▶ **Exercise requirements**
Below is a block of records; repeat each one exactly.

Extracted records
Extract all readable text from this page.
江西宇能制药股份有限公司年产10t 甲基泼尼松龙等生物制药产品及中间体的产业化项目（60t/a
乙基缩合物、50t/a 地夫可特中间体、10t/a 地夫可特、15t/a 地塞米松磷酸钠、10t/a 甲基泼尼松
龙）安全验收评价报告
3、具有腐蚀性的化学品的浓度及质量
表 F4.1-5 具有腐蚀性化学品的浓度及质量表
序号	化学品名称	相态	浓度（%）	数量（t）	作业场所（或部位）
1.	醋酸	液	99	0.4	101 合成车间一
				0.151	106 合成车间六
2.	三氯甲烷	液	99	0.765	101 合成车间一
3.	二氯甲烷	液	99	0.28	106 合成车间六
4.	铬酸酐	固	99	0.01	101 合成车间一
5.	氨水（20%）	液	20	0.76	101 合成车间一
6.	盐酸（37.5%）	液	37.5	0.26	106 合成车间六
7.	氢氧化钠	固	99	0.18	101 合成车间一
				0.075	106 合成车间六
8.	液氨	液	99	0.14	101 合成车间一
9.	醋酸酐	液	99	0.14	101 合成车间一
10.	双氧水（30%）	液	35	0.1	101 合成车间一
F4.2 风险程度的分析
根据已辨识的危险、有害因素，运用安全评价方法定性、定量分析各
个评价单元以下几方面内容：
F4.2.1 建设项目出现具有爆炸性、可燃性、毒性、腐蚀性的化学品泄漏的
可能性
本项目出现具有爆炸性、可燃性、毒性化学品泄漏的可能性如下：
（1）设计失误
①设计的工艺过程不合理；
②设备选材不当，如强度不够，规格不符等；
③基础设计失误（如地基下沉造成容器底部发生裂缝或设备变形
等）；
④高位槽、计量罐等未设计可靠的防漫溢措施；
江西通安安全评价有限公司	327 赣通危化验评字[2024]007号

▶ **Exercise response**
Extract all readable text from this page.
江西宇能制药股份有限公司年产10t 甲基泼尼松龙等生物制药产品及中间体的产业化项目（60t/a
乙基缩合物、50t/a 地夫可特中间体、10t/a 地夫可特、15t/a 地塞米松磷酸钠、10t/a 甲基泼尼松
龙）安全验收评价报告
3、具有腐蚀性的化学品的浓度及质量
表 F4.1-5 具有腐蚀性化学品的浓度及质量表
序号	化学品名称	相态	浓度（%）	数量（t）	作业场所（或部位）
1.	醋酸	液	99	0.4	101 合成车间一
				0.151	106 合成车间六
2.	三氯甲烷	液	99	0.765	101 合成车间一
3.	二氯甲烷	液	99	0.28	106 合成车间六
4.	铬酸酐	固	99	0.01	101 合成车间一
5.	氨水（20%）	液	20	0.76	101 合成车间一
6.	盐酸（37.5%）	液	37.5	0.26	106 合成车间六
7.	氢氧化钠	固	99	0.18	101 合成车间一
				0.075	106 合成车间六
8.	液氨	液	99	0.14	101 合成车间一
9.	醋酸酐	液	99	0.14	101 合成车间一
10.	双氧水（30%）	液	35	0.1	101 合成车间一
F4.2 风险程度的分析
根据已辨识的危险、有害因素，运用安全评价方法定性、定量分析各
个评价单元以下几方面内容：
F4.2.1 建设项目出现具有爆炸性、可燃性、毒性、腐蚀性的化学品泄漏的
可能性
本项目出现具有爆炸性、可燃性、毒性化学品泄漏的可能性如下：
（1）设计失误
①设计的工艺过程不合理；
②设备选材不当，如强度不够，规格不符等；
③基础设计失误（如地基下沉造成容器底部发生裂缝或设备变形
等）；
④高位槽、计量罐等未设计可靠的防漫溢措施；
江西通安安全评价有限公司	327 赣通危化验评字[2024]007号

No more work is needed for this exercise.